TASK BRIEF: Pick out each line with the word "time" from the material that follows.

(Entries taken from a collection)
━━━━━━━━

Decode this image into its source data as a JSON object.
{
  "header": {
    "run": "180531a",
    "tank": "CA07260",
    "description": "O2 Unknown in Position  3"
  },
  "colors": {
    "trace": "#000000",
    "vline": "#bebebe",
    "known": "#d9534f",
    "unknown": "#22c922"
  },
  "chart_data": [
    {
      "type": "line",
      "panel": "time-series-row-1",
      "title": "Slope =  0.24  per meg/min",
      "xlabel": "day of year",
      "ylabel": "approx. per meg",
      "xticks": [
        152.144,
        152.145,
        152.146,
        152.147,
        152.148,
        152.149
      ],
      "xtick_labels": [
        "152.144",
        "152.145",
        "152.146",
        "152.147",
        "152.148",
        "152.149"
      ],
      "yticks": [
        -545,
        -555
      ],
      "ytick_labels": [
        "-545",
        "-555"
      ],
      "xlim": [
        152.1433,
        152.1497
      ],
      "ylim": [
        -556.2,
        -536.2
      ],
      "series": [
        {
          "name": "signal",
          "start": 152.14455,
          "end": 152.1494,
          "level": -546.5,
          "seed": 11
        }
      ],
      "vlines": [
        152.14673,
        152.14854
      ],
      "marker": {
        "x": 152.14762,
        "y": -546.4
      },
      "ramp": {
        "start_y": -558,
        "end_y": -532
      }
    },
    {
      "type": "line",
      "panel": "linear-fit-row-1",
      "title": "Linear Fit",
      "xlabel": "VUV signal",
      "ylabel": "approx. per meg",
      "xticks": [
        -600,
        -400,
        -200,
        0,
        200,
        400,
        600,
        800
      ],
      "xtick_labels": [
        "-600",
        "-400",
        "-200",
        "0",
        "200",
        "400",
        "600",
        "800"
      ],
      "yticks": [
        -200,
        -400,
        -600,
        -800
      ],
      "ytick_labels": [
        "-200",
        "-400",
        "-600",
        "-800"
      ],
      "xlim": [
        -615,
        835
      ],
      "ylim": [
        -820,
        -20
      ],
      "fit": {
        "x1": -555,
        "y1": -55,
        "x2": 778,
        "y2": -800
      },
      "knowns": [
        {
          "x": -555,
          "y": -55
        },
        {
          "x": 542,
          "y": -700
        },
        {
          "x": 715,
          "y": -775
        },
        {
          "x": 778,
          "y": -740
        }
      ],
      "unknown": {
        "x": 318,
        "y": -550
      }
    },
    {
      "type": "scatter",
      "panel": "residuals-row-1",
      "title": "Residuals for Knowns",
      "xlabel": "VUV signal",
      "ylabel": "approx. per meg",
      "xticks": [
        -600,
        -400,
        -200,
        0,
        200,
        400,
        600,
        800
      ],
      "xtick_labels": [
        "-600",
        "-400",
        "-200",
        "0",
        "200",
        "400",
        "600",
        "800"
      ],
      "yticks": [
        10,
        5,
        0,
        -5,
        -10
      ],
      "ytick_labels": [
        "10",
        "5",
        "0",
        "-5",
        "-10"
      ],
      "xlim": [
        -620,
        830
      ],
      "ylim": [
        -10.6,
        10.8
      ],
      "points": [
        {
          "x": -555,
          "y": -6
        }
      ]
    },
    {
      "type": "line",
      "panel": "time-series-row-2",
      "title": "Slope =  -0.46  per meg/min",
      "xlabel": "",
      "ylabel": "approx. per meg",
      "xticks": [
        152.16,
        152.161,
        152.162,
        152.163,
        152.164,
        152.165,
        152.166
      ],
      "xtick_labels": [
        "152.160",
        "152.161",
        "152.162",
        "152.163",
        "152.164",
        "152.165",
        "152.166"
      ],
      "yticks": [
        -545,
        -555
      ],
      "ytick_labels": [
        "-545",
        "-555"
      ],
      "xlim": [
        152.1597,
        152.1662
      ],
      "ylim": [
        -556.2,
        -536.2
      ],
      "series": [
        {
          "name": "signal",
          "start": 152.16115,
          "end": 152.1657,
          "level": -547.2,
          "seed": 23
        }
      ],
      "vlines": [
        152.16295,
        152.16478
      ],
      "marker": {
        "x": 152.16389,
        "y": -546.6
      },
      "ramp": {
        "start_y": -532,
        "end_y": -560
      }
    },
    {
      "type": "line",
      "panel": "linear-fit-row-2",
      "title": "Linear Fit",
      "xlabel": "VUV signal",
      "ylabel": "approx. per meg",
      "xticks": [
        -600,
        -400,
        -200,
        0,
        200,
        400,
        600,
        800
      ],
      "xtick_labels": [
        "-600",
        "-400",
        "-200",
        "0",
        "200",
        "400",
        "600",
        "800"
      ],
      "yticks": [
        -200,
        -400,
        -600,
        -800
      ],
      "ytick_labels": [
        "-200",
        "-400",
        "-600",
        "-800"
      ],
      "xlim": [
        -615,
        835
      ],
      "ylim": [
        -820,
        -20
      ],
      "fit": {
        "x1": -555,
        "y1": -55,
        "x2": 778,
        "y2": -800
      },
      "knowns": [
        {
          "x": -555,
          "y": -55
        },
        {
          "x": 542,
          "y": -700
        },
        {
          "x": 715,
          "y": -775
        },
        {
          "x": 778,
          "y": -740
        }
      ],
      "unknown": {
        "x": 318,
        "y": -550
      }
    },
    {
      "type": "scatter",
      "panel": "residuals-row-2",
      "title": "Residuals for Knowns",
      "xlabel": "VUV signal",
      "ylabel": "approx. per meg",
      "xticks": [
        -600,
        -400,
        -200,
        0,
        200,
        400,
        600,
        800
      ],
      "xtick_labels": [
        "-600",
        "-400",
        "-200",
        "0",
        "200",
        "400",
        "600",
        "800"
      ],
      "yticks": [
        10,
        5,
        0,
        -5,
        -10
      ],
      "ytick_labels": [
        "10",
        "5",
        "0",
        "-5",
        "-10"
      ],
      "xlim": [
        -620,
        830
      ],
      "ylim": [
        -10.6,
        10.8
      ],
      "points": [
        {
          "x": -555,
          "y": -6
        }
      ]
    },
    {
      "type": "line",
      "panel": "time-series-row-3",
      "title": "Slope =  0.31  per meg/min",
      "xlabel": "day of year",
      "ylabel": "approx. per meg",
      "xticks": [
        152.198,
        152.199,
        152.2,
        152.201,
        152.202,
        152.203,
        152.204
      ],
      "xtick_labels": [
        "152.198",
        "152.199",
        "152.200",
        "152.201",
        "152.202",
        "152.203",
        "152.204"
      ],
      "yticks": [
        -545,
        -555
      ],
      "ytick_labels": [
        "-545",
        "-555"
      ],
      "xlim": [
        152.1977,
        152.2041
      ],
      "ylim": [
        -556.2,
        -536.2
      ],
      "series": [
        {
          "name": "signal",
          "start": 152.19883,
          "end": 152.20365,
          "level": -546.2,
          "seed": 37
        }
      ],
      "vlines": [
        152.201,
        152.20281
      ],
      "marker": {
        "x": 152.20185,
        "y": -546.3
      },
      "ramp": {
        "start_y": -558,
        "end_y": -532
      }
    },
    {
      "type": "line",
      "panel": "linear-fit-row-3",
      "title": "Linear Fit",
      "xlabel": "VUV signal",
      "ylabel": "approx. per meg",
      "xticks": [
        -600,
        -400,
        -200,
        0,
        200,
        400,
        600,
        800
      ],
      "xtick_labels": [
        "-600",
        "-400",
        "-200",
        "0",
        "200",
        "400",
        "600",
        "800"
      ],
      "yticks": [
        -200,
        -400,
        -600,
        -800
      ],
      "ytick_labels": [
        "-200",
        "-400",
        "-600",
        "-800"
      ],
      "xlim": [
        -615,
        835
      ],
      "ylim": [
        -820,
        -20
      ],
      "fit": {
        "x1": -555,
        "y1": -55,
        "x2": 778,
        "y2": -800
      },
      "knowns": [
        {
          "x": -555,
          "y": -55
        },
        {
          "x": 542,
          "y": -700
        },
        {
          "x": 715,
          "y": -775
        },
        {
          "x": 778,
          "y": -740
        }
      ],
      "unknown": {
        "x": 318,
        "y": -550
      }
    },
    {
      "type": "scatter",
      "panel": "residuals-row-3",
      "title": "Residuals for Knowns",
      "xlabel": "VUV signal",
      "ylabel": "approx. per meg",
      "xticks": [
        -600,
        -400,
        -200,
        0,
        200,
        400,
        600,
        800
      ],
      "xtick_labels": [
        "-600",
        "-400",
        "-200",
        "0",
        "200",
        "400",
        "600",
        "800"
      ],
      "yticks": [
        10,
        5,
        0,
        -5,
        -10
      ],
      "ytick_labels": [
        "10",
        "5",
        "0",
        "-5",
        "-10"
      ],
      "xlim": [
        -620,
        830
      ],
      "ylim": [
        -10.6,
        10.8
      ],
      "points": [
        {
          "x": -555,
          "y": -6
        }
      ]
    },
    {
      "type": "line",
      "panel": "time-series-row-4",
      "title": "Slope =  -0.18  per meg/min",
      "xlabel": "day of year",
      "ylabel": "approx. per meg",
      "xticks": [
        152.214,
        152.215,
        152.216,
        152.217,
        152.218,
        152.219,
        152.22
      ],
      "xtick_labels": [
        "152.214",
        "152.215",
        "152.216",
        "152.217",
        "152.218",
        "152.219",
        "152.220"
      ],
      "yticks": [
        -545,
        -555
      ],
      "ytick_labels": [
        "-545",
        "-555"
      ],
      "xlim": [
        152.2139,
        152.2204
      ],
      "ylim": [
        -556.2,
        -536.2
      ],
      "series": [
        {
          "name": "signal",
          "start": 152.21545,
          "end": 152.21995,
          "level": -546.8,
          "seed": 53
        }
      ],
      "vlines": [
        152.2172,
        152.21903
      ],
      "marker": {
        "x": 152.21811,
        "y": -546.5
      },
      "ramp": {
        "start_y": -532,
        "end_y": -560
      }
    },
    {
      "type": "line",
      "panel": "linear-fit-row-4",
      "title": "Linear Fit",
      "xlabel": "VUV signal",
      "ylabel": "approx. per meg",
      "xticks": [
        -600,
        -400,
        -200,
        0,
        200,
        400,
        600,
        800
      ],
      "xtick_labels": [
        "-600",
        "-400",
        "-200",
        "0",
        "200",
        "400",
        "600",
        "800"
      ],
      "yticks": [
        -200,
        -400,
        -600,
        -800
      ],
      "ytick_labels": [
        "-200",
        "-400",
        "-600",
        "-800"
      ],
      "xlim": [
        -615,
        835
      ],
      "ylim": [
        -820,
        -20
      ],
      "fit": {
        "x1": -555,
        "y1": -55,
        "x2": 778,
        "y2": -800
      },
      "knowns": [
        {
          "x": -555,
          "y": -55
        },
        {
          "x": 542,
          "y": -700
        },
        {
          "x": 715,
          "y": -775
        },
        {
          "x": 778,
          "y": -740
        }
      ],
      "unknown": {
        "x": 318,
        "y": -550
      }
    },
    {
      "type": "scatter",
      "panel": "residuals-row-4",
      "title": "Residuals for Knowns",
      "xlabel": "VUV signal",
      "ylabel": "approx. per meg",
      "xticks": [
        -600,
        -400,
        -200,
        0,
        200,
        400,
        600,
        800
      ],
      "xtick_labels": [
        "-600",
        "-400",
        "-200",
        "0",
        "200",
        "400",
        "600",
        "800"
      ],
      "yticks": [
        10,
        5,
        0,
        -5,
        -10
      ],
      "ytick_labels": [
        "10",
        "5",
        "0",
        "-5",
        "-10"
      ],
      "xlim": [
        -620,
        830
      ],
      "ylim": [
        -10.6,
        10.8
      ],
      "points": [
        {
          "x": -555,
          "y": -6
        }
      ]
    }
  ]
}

━━━━━━━━

RESPONSE TO THIS EXERCISE:
      "panel": "time-series-row-1",
      "panel": "time-series-row-2",
      "panel": "time-series-row-3",
      "panel": "time-series-row-4",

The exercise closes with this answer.